** Region and label listings **
★ ★ ★ ★ ★ ★ ★
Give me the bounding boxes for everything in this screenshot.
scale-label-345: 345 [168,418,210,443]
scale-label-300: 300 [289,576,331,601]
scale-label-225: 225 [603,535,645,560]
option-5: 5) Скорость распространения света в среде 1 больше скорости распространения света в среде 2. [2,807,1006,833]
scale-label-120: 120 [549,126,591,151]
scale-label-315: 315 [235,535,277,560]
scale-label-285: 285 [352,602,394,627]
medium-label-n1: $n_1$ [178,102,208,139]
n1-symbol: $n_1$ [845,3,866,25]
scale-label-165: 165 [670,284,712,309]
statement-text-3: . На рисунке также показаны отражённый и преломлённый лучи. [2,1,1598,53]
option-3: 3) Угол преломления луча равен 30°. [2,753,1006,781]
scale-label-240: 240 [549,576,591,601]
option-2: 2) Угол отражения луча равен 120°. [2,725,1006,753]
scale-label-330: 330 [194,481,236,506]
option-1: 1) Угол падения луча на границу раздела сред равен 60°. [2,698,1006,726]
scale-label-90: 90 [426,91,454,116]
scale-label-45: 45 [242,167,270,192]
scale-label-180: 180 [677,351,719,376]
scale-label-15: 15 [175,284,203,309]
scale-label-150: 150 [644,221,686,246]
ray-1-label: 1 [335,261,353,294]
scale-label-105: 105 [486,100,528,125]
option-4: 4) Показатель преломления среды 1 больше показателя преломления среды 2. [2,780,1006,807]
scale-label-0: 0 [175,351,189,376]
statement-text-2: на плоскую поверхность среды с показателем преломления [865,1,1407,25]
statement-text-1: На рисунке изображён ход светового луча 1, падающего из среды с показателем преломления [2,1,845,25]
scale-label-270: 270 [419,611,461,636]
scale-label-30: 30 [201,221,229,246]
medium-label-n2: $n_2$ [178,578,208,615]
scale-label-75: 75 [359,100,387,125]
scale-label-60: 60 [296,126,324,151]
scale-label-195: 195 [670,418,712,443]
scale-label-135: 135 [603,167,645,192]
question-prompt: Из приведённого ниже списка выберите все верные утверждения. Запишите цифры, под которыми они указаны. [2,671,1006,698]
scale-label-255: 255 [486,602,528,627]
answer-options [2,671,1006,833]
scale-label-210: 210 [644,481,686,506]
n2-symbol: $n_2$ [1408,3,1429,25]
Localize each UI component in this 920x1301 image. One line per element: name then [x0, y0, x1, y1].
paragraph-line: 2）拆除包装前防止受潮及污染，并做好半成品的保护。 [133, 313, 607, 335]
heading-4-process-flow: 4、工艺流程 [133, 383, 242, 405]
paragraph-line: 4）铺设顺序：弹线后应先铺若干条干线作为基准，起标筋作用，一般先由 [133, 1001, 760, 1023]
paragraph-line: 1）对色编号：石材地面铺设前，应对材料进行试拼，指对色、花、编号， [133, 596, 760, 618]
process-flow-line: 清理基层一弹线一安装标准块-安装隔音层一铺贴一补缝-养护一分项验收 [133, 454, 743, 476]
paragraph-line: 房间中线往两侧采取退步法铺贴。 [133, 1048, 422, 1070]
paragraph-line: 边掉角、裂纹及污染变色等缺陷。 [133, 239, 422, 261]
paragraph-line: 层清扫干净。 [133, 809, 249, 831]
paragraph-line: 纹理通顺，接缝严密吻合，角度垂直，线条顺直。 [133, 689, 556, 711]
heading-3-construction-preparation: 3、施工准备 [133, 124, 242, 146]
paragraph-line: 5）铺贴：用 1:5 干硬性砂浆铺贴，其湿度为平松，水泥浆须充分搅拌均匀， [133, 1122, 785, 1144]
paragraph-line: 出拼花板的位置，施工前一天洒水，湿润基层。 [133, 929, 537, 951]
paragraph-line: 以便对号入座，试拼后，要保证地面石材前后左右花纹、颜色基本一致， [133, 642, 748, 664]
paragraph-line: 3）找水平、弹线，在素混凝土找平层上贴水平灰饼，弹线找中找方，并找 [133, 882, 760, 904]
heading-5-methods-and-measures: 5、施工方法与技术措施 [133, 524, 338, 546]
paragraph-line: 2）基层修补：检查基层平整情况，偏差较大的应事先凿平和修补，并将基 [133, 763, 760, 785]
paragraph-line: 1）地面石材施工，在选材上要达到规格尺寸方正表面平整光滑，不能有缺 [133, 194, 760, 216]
★ ★ ★ ★ ★ ★ ★
** Job **
Reproduce the records from their start through the line containing "scale-label-0: 0 [175,351,189,376]", changing "ray-1-label" to "incident-ray-label" and leaving everything else as is.

** Solution to the problem **
Give me the bounding boxes for everything in this screenshot.
scale-label-345: 345 [168,418,210,443]
scale-label-300: 300 [289,576,331,601]
scale-label-225: 225 [603,535,645,560]
option-5: 5) Скорость распространения света в среде 1 больше скорости распространения света в среде 2. [2,807,1006,833]
scale-label-120: 120 [549,126,591,151]
scale-label-315: 315 [235,535,277,560]
scale-label-285: 285 [352,602,394,627]
medium-label-n1: $n_1$ [178,102,208,139]
n1-symbol: $n_1$ [845,3,866,25]
scale-label-165: 165 [670,284,712,309]
statement-text-3: . На рисунке также показаны отражённый и преломлённый лучи. [2,1,1598,53]
option-3: 3) Угол преломления луча равен 30°. [2,753,1006,781]
scale-label-240: 240 [549,576,591,601]
option-2: 2) Угол отражения луча равен 120°. [2,725,1006,753]
scale-label-330: 330 [194,481,236,506]
option-1: 1) Угол падения луча на границу раздела сред равен 60°. [2,698,1006,726]
scale-label-90: 90 [426,91,454,116]
scale-label-45: 45 [242,167,270,192]
scale-label-180: 180 [677,351,719,376]
scale-label-15: 15 [175,284,203,309]
scale-label-150: 150 [644,221,686,246]
incident-ray-label: 1 [335,261,353,294]
scale-label-105: 105 [486,100,528,125]
option-4: 4) Показатель преломления среды 1 больше показателя преломления среды 2. [2,780,1006,807]
scale-label-0: 0 [175,351,189,376]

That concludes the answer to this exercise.